------ Given records

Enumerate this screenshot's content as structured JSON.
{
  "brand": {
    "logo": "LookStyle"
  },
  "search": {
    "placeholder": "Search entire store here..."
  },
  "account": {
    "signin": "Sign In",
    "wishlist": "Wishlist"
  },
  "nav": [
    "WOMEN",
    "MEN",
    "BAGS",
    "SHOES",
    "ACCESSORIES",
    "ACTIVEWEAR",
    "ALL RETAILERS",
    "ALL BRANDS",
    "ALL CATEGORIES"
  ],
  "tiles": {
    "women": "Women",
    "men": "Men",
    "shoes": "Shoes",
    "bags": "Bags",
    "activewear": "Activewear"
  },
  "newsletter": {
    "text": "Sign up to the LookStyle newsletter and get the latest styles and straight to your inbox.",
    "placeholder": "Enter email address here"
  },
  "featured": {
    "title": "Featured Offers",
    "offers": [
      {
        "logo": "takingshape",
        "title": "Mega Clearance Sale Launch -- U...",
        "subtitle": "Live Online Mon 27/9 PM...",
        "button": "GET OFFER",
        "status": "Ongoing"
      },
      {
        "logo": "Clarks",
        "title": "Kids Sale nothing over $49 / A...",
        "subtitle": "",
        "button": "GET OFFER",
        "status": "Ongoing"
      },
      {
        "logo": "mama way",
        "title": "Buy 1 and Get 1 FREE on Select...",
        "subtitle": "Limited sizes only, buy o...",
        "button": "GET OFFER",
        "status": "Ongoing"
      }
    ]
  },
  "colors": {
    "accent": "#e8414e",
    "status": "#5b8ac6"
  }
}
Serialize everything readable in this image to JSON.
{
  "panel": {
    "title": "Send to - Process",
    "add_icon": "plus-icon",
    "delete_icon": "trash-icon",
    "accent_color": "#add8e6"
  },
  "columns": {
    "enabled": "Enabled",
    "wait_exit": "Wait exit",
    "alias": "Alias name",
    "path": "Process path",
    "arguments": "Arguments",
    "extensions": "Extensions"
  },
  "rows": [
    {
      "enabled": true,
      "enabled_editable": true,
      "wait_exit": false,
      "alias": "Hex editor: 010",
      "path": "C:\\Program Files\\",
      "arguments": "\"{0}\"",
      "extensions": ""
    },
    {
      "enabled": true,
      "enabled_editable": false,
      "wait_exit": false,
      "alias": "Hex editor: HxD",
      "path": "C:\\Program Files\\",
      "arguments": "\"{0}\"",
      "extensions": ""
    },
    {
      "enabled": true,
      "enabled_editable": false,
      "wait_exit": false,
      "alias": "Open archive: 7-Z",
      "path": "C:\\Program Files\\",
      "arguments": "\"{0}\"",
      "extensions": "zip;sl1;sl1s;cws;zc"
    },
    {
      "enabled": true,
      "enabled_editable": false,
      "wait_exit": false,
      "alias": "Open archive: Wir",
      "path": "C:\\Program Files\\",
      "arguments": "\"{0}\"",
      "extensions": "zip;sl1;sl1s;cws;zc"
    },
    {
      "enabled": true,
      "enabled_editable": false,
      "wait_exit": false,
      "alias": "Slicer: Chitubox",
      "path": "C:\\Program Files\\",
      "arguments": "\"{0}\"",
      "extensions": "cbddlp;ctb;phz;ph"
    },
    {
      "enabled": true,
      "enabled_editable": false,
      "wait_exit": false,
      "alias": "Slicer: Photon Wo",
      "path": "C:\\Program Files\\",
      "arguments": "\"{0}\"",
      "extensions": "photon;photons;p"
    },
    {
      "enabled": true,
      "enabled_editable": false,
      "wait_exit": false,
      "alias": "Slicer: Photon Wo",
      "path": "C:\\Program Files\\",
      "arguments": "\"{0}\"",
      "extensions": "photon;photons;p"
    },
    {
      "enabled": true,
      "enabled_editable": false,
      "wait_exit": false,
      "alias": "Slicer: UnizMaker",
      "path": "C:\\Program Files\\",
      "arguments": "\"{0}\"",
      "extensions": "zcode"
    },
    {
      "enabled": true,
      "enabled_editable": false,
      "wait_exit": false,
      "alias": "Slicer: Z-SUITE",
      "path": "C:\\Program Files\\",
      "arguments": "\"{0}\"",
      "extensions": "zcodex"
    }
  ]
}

------------

Task details - For each line above that contains the word "placeholder", copy that line.

Task result -
    "placeholder": "Search entire store here..."
    "placeholder": "Enter email address here"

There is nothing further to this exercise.